Check every line of the entries for "Extract", and copy the lines that hold it.
## START Input for this task
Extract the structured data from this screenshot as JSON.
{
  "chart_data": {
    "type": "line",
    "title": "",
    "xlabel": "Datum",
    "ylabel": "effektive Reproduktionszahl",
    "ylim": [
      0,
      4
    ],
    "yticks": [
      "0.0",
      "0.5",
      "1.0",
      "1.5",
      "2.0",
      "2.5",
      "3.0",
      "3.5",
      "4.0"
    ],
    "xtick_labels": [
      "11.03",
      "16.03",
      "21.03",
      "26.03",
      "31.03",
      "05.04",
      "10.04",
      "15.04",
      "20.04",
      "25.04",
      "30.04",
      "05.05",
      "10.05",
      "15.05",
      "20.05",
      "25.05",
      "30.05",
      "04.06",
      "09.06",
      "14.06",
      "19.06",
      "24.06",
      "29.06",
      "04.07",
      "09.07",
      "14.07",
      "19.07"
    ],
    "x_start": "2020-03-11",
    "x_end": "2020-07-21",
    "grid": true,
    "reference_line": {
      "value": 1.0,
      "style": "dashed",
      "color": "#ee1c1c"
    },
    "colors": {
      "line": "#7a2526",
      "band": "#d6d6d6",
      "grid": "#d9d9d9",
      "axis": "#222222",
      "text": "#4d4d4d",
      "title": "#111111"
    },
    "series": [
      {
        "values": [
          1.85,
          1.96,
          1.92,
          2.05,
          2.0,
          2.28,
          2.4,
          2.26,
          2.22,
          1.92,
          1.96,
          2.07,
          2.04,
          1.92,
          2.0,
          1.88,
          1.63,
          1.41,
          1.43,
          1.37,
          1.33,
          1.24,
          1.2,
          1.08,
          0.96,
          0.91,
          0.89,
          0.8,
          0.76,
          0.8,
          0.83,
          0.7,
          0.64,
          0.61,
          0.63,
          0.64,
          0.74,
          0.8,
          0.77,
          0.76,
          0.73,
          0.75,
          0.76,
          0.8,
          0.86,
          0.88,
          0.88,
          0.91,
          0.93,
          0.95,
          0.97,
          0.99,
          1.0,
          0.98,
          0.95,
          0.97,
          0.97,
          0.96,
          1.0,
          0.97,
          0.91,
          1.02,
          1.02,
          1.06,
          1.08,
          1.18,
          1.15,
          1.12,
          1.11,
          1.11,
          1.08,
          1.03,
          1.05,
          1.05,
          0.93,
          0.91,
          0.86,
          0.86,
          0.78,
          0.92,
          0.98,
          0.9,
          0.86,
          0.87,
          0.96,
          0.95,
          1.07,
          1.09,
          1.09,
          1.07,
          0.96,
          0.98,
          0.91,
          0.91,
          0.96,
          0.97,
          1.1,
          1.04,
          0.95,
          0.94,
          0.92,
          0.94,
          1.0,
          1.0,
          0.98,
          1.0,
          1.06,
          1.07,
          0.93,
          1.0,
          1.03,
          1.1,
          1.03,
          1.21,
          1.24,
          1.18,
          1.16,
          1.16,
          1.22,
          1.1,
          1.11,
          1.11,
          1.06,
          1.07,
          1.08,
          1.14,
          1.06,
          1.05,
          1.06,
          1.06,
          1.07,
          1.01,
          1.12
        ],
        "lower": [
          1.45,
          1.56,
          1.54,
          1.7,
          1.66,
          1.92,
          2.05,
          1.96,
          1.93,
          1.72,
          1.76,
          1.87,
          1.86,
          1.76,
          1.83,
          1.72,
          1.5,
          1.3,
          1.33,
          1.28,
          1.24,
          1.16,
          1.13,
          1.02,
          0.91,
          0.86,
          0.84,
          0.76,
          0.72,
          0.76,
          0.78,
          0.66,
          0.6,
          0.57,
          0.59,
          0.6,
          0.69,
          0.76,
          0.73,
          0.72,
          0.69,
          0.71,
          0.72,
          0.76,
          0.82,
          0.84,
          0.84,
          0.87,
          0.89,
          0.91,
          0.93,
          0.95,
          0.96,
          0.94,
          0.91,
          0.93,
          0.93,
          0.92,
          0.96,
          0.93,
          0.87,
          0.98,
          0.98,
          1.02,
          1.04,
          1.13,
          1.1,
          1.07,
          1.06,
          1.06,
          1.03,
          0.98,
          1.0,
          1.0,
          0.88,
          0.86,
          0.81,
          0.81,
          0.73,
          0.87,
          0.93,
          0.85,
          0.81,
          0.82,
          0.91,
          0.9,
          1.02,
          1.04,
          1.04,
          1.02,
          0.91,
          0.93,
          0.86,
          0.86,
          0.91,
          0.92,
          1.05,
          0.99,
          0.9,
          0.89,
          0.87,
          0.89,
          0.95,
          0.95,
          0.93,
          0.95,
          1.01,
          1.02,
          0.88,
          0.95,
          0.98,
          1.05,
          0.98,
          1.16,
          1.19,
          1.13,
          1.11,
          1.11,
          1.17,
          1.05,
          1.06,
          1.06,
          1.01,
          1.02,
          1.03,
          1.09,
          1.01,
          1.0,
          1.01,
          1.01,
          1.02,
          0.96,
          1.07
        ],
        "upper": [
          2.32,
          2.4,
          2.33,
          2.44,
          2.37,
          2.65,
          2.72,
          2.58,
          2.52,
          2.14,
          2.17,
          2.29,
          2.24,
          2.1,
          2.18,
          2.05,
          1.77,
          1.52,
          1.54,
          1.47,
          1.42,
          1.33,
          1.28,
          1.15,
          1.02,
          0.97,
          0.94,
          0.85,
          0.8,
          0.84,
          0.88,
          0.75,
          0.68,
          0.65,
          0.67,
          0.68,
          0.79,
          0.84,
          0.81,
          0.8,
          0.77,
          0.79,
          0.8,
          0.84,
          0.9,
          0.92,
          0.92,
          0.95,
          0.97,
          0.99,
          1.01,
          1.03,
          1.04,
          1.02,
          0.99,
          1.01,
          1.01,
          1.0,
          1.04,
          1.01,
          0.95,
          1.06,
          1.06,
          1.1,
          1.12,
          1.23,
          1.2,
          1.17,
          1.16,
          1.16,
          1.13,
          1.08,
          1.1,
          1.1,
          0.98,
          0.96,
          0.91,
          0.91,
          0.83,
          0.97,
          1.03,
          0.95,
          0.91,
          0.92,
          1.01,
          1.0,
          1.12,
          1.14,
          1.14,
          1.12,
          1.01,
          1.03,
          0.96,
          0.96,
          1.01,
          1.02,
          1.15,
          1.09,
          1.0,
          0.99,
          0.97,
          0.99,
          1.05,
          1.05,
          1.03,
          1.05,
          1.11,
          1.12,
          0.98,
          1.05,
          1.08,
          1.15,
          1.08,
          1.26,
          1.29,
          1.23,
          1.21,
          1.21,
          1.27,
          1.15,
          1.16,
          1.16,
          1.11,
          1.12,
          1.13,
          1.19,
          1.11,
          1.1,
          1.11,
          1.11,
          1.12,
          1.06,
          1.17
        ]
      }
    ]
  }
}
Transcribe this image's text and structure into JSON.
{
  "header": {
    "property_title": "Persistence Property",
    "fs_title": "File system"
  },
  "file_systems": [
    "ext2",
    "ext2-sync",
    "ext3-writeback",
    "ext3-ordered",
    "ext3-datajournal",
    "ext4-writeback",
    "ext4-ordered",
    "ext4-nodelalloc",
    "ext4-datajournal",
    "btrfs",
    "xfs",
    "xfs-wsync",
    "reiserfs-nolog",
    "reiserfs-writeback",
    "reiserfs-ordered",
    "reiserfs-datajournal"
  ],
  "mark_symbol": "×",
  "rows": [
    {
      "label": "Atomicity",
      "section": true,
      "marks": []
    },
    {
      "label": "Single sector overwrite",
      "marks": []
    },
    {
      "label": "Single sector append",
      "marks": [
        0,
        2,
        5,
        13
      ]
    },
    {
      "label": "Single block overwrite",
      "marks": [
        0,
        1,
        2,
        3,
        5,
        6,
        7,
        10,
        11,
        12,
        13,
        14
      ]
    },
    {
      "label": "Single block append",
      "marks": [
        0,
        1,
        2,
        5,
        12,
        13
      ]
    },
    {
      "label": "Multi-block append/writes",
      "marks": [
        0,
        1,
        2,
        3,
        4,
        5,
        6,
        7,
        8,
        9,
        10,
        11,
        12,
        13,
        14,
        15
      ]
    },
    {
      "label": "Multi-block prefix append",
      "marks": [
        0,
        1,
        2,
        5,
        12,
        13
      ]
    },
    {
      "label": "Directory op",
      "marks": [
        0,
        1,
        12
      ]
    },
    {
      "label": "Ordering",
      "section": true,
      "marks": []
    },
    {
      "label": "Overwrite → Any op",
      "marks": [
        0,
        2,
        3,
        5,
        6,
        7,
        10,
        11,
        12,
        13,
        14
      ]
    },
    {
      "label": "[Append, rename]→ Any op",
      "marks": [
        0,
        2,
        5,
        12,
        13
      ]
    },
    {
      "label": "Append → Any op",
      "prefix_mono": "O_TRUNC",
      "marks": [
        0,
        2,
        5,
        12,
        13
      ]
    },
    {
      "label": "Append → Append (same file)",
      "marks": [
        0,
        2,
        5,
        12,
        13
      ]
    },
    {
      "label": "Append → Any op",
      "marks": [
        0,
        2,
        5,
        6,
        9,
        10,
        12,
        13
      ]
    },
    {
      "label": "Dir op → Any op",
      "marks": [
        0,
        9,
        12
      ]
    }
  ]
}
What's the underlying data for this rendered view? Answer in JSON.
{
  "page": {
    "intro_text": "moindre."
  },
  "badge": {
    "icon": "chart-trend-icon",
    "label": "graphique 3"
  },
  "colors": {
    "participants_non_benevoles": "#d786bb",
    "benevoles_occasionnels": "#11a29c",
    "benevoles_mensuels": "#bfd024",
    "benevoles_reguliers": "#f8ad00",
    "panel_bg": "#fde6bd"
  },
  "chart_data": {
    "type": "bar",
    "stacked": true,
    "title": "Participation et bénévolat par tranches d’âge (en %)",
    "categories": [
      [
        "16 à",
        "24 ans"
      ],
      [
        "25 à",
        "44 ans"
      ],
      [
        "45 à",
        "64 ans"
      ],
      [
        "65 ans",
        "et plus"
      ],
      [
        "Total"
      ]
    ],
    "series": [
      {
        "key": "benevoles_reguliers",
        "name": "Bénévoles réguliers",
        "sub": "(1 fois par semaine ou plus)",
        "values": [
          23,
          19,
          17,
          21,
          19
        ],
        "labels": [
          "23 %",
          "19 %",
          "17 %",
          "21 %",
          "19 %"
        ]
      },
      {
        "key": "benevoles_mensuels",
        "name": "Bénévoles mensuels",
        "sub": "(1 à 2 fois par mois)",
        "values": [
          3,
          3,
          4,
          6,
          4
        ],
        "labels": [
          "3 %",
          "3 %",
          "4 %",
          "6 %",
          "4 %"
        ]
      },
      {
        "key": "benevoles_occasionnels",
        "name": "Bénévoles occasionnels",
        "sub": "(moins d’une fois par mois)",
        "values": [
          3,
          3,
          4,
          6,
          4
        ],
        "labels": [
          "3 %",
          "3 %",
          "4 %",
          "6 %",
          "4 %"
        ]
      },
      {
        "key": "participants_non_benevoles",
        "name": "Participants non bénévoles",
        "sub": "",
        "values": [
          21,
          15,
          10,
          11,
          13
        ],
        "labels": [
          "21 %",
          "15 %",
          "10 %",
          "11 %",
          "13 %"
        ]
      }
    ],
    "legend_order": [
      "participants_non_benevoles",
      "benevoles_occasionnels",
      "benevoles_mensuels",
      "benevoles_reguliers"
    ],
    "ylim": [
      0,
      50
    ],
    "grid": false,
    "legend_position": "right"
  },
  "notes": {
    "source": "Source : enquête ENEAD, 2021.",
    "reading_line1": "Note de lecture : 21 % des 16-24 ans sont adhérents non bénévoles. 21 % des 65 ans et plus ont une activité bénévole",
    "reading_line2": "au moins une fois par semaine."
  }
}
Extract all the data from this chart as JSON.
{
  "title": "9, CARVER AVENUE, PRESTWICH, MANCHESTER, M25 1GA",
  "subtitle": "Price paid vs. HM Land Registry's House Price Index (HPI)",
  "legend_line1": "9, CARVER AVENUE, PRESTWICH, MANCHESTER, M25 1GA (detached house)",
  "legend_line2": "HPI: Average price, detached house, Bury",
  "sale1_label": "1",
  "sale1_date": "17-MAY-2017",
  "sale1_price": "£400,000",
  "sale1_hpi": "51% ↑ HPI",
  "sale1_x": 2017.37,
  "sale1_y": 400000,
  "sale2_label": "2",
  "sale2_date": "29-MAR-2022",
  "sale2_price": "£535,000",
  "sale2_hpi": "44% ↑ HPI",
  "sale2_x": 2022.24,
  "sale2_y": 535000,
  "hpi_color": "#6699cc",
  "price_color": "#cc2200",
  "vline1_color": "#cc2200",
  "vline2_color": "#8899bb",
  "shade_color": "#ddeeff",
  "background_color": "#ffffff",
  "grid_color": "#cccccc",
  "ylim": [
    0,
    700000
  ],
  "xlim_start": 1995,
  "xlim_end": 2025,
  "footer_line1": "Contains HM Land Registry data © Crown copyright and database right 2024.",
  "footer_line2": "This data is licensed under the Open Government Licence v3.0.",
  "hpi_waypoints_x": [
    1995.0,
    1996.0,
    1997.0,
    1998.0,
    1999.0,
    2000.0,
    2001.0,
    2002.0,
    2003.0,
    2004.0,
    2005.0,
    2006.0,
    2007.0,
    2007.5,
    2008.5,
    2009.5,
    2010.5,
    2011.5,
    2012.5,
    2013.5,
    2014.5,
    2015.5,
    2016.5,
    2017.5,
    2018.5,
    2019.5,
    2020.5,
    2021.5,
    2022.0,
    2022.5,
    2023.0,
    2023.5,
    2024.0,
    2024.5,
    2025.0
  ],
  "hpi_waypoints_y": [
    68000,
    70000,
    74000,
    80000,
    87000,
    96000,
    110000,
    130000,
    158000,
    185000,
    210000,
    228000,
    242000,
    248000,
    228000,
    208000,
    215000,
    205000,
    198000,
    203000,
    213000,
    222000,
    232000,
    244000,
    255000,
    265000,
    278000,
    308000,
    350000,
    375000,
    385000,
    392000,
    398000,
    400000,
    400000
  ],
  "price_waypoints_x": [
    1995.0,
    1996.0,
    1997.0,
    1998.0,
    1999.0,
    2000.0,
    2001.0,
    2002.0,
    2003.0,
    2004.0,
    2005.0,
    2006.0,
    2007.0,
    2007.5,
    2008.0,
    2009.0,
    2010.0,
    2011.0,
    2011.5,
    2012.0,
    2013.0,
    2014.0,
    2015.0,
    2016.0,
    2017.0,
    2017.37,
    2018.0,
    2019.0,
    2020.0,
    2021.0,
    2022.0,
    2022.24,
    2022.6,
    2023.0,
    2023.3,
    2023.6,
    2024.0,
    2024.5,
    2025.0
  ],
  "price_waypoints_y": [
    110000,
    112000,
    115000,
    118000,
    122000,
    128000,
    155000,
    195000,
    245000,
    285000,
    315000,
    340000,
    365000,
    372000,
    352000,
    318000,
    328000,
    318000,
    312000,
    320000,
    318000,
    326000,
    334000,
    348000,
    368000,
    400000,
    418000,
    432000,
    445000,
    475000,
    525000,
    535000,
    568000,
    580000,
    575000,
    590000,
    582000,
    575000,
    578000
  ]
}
## END Input for this task
▶ _Response to this exercise_:
Extract the structured data from this screenshot as JSON.
Extract all the data from this chart as JSON.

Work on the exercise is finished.